▶ _PROBLEM DETAILS_
Can you transcribe the data exactly? Leave the pictures out.

▶ _PROVIDED DATA_

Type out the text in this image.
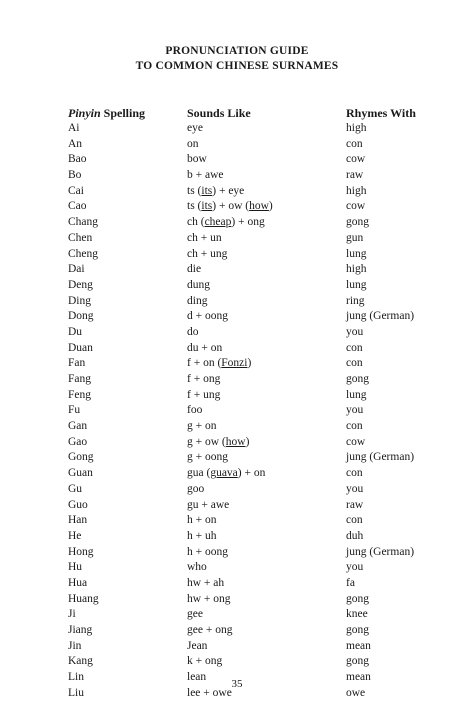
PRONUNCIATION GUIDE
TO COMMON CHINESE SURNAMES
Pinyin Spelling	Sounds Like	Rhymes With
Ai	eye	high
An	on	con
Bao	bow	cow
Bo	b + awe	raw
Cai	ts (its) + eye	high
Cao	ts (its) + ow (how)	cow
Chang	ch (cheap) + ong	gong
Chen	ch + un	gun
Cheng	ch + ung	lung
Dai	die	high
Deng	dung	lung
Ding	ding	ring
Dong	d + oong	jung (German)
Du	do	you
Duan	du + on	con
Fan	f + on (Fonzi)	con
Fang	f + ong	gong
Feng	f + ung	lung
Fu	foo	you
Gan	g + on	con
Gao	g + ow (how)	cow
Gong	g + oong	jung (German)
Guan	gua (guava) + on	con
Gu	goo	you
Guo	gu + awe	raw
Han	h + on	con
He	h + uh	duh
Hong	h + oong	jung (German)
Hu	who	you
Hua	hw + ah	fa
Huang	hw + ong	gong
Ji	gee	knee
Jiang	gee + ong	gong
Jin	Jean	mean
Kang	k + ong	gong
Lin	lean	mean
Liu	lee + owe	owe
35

▶ _THE RESULT_
Type out the text in this image.
PRONUNCIATION GUIDE
TO COMMON CHINESE SURNAMES
Pinyin Spelling	Sounds Like	Rhymes With
Ai	eye	high
An	on	con
Bao	bow	cow
Bo	b + awe	raw
Cai	ts (its) + eye	high
Cao	ts (its) + ow (how)	cow
Chang	ch (cheap) + ong	gong
Chen	ch + un	gun
Cheng	ch + ung	lung
Dai	die	high
Deng	dung	lung
Ding	ding	ring
Dong	d + oong	jung (German)
Du	do	you
Duan	du + on	con
Fan	f + on (Fonzi)	con
Fang	f + ong	gong
Feng	f + ung	lung
Fu	foo	you
Gan	g + on	con
Gao	g + ow (how)	cow
Gong	g + oong	jung (German)
Guan	gua (guava) + on	con
Gu	goo	you
Guo	gu + awe	raw
Han	h + on	con
He	h + uh	duh
Hong	h + oong	jung (German)
Hu	who	you
Hua	hw + ah	fa
Huang	hw + ong	gong
Ji	gee	knee
Jiang	gee + ong	gong
Jin	Jean	mean
Kang	k + ong	gong
Lin	lean	mean
Liu	lee + owe	owe
35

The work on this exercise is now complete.